Job: Copy every entry exactly as given, minus the images.

··· Entries shown

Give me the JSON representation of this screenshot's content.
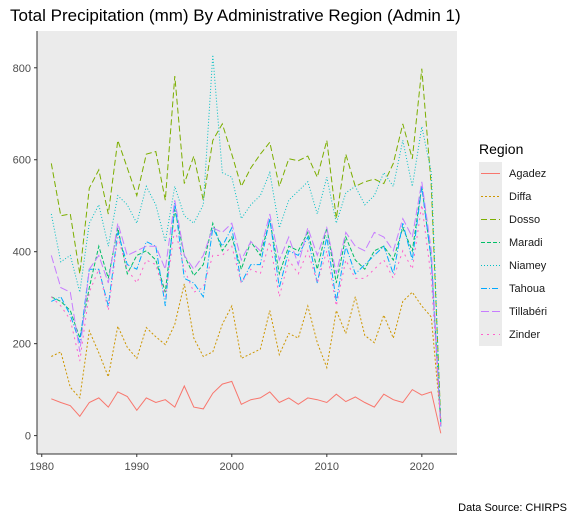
{
  "chart_data": {
    "type": "line",
    "title": "Total Precipitation (mm) By Administrative Region (Admin 1)",
    "xlabel": "",
    "ylabel": "",
    "caption": "Data Source: CHIRPS",
    "legend_title": "Region",
    "legend_position": "right",
    "xlim": [
      1979.5,
      2023.7
    ],
    "ylim": [
      -40,
      880
    ],
    "x_ticks": [
      1980,
      1990,
      2000,
      2010,
      2020
    ],
    "y_ticks": [
      0,
      200,
      400,
      600,
      800
    ],
    "grid": false,
    "x": [
      1981,
      1982,
      1983,
      1984,
      1985,
      1986,
      1987,
      1988,
      1989,
      1990,
      1991,
      1992,
      1993,
      1994,
      1995,
      1996,
      1997,
      1998,
      1999,
      2000,
      2001,
      2002,
      2003,
      2004,
      2005,
      2006,
      2007,
      2008,
      2009,
      2010,
      2011,
      2012,
      2013,
      2014,
      2015,
      2016,
      2017,
      2018,
      2019,
      2020,
      2021,
      2022
    ],
    "series": [
      {
        "name": "Agadez",
        "color": "#F8766D",
        "dash": "",
        "values": [
          80,
          72,
          65,
          42,
          72,
          82,
          62,
          95,
          85,
          55,
          82,
          72,
          78,
          62,
          108,
          62,
          58,
          92,
          112,
          118,
          68,
          78,
          82,
          95,
          72,
          82,
          68,
          82,
          78,
          72,
          90,
          74,
          84,
          72,
          62,
          90,
          78,
          72,
          100,
          88,
          95,
          5
        ]
      },
      {
        "name": "Diffa",
        "color": "#CD9600",
        "dash": "2,2",
        "values": [
          172,
          182,
          105,
          82,
          228,
          180,
          128,
          238,
          192,
          168,
          235,
          215,
          198,
          242,
          330,
          212,
          172,
          182,
          242,
          282,
          168,
          178,
          188,
          272,
          176,
          222,
          212,
          282,
          202,
          148,
          272,
          222,
          302,
          218,
          202,
          262,
          212,
          292,
          312,
          282,
          258,
          30
        ]
      },
      {
        "name": "Dosso",
        "color": "#7CAE00",
        "dash": "6,3",
        "values": [
          592,
          478,
          482,
          352,
          538,
          578,
          482,
          642,
          582,
          522,
          612,
          618,
          512,
          782,
          548,
          608,
          512,
          642,
          678,
          612,
          542,
          582,
          612,
          638,
          542,
          602,
          598,
          608,
          562,
          642,
          472,
          612,
          542,
          552,
          558,
          548,
          592,
          678,
          602,
          798,
          542,
          30
        ]
      },
      {
        "name": "Maradi",
        "color": "#00BE67",
        "dash": "4,2",
        "values": [
          302,
          292,
          272,
          212,
          322,
          412,
          342,
          452,
          352,
          392,
          402,
          382,
          312,
          492,
          392,
          348,
          372,
          462,
          402,
          432,
          362,
          422,
          392,
          468,
          352,
          412,
          402,
          442,
          362,
          452,
          332,
          432,
          382,
          362,
          402,
          412,
          382,
          452,
          402,
          542,
          382,
          25
        ]
      },
      {
        "name": "Niamey",
        "color": "#00BFC4",
        "dash": "1,2",
        "values": [
          482,
          378,
          392,
          312,
          462,
          502,
          412,
          522,
          502,
          462,
          542,
          502,
          422,
          542,
          478,
          462,
          502,
          828,
          572,
          562,
          472,
          502,
          522,
          572,
          452,
          512,
          532,
          552,
          482,
          562,
          462,
          528,
          542,
          502,
          522,
          572,
          542,
          642,
          542,
          672,
          572,
          20
        ]
      },
      {
        "name": "Tahoua",
        "color": "#00A9FF",
        "dash": "6,2,1,2",
        "values": [
          292,
          302,
          262,
          202,
          362,
          362,
          282,
          442,
          372,
          362,
          422,
          412,
          282,
          508,
          342,
          332,
          302,
          452,
          412,
          452,
          332,
          372,
          372,
          472,
          322,
          402,
          392,
          432,
          332,
          432,
          292,
          412,
          352,
          372,
          392,
          412,
          352,
          462,
          382,
          542,
          382,
          20
        ]
      },
      {
        "name": "Tillabéri",
        "color": "#C77CFF",
        "dash": "8,3",
        "values": [
          392,
          322,
          312,
          182,
          362,
          392,
          332,
          462,
          392,
          402,
          412,
          412,
          362,
          512,
          392,
          362,
          392,
          452,
          442,
          462,
          382,
          422,
          402,
          482,
          382,
          432,
          372,
          452,
          392,
          452,
          352,
          442,
          412,
          402,
          442,
          432,
          402,
          472,
          432,
          552,
          402,
          20
        ]
      },
      {
        "name": "Zinder",
        "color": "#FF61CC",
        "dash": "2,4",
        "values": [
          302,
          282,
          252,
          162,
          312,
          362,
          272,
          432,
          362,
          332,
          382,
          372,
          302,
          452,
          362,
          312,
          322,
          392,
          392,
          412,
          332,
          362,
          352,
          422,
          302,
          382,
          352,
          402,
          332,
          402,
          282,
          382,
          342,
          342,
          362,
          382,
          342,
          402,
          362,
          502,
          342,
          20
        ]
      }
    ]
  }
}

······

Answer for this exercise:
Give me the JSON representation of this screenshot's content.
{
  "chart_data": {
    "type": "line",
    "title": "Total Precipitation (mm) By Administrative Region (Admin 1)",
    "xlabel": "",
    "ylabel": "",
    "caption": "Data Source: CHIRPS",
    "legend_title": "Region",
    "legend_position": "right",
    "xlim": [
      1979.5,
      2023.7
    ],
    "ylim": [
      -40,
      880
    ],
    "x_ticks": [
      1980,
      1990,
      2000,
      2010,
      2020
    ],
    "y_ticks": [
      0,
      200,
      400,
      600,
      800
    ],
    "grid": false,
    "x": [
      1981,
      1982,
      1983,
      1984,
      1985,
      1986,
      1987,
      1988,
      1989,
      1990,
      1991,
      1992,
      1993,
      1994,
      1995,
      1996,
      1997,
      1998,
      1999,
      2000,
      2001,
      2002,
      2003,
      2004,
      2005,
      2006,
      2007,
      2008,
      2009,
      2010,
      2011,
      2012,
      2013,
      2014,
      2015,
      2016,
      2017,
      2018,
      2019,
      2020,
      2021,
      2022
    ],
    "series": [
      {
        "name": "Agadez",
        "color": "#F8766D",
        "dash": "",
        "values": [
          80,
          72,
          65,
          42,
          72,
          82,
          62,
          95,
          85,
          55,
          82,
          72,
          78,
          62,
          108,
          62,
          58,
          92,
          112,
          118,
          68,
          78,
          82,
          95,
          72,
          82,
          68,
          82,
          78,
          72,
          90,
          74,
          84,
          72,
          62,
          90,
          78,
          72,
          100,
          88,
          95,
          5
        ]
      },
      {
        "name": "Diffa",
        "color": "#CD9600",
        "dash": "2,2",
        "values": [
          172,
          182,
          105,
          82,
          228,
          180,
          128,
          238,
          192,
          168,
          235,
          215,
          198,
          242,
          330,
          212,
          172,
          182,
          242,
          282,
          168,
          178,
          188,
          272,
          176,
          222,
          212,
          282,
          202,
          148,
          272,
          222,
          302,
          218,
          202,
          262,
          212,
          292,
          312,
          282,
          258,
          30
        ]
      },
      {
        "name": "Dosso",
        "color": "#7CAE00",
        "dash": "6,3",
        "values": [
          592,
          478,
          482,
          352,
          538,
          578,
          482,
          642,
          582,
          522,
          612,
          618,
          512,
          782,
          548,
          608,
          512,
          642,
          678,
          612,
          542,
          582,
          612,
          638,
          542,
          602,
          598,
          608,
          562,
          642,
          472,
          612,
          542,
          552,
          558,
          548,
          592,
          678,
          602,
          798,
          542,
          30
        ]
      },
      {
        "name": "Maradi",
        "color": "#00BE67",
        "dash": "4,2",
        "values": [
          302,
          292,
          272,
          212,
          322,
          412,
          342,
          452,
          352,
          392,
          402,
          382,
          312,
          492,
          392,
          348,
          372,
          462,
          402,
          432,
          362,
          422,
          392,
          468,
          352,
          412,
          402,
          442,
          362,
          452,
          332,
          432,
          382,
          362,
          402,
          412,
          382,
          452,
          402,
          542,
          382,
          25
        ]
      },
      {
        "name": "Niamey",
        "color": "#00BFC4",
        "dash": "1,2",
        "values": [
          482,
          378,
          392,
          312,
          462,
          502,
          412,
          522,
          502,
          462,
          542,
          502,
          422,
          542,
          478,
          462,
          502,
          828,
          572,
          562,
          472,
          502,
          522,
          572,
          452,
          512,
          532,
          552,
          482,
          562,
          462,
          528,
          542,
          502,
          522,
          572,
          542,
          642,
          542,
          672,
          572,
          20
        ]
      },
      {
        "name": "Tahoua",
        "color": "#00A9FF",
        "dash": "6,2,1,2",
        "values": [
          292,
          302,
          262,
          202,
          362,
          362,
          282,
          442,
          372,
          362,
          422,
          412,
          282,
          508,
          342,
          332,
          302,
          452,
          412,
          452,
          332,
          372,
          372,
          472,
          322,
          402,
          392,
          432,
          332,
          432,
          292,
          412,
          352,
          372,
          392,
          412,
          352,
          462,
          382,
          542,
          382,
          20
        ]
      },
      {
        "name": "Tillabéri",
        "color": "#C77CFF",
        "dash": "8,3",
        "values": [
          392,
          322,
          312,
          182,
          362,
          392,
          332,
          462,
          392,
          402,
          412,
          412,
          362,
          512,
          392,
          362,
          392,
          452,
          442,
          462,
          382,
          422,
          402,
          482,
          382,
          432,
          372,
          452,
          392,
          452,
          352,
          442,
          412,
          402,
          442,
          432,
          402,
          472,
          432,
          552,
          402,
          20
        ]
      },
      {
        "name": "Zinder",
        "color": "#FF61CC",
        "dash": "2,4",
        "values": [
          302,
          282,
          252,
          162,
          312,
          362,
          272,
          432,
          362,
          332,
          382,
          372,
          302,
          452,
          362,
          312,
          322,
          392,
          392,
          412,
          332,
          362,
          352,
          422,
          302,
          382,
          352,
          402,
          332,
          402,
          282,
          382,
          342,
          342,
          362,
          382,
          342,
          402,
          362,
          502,
          342,
          20
        ]
      }
    ]
  }
}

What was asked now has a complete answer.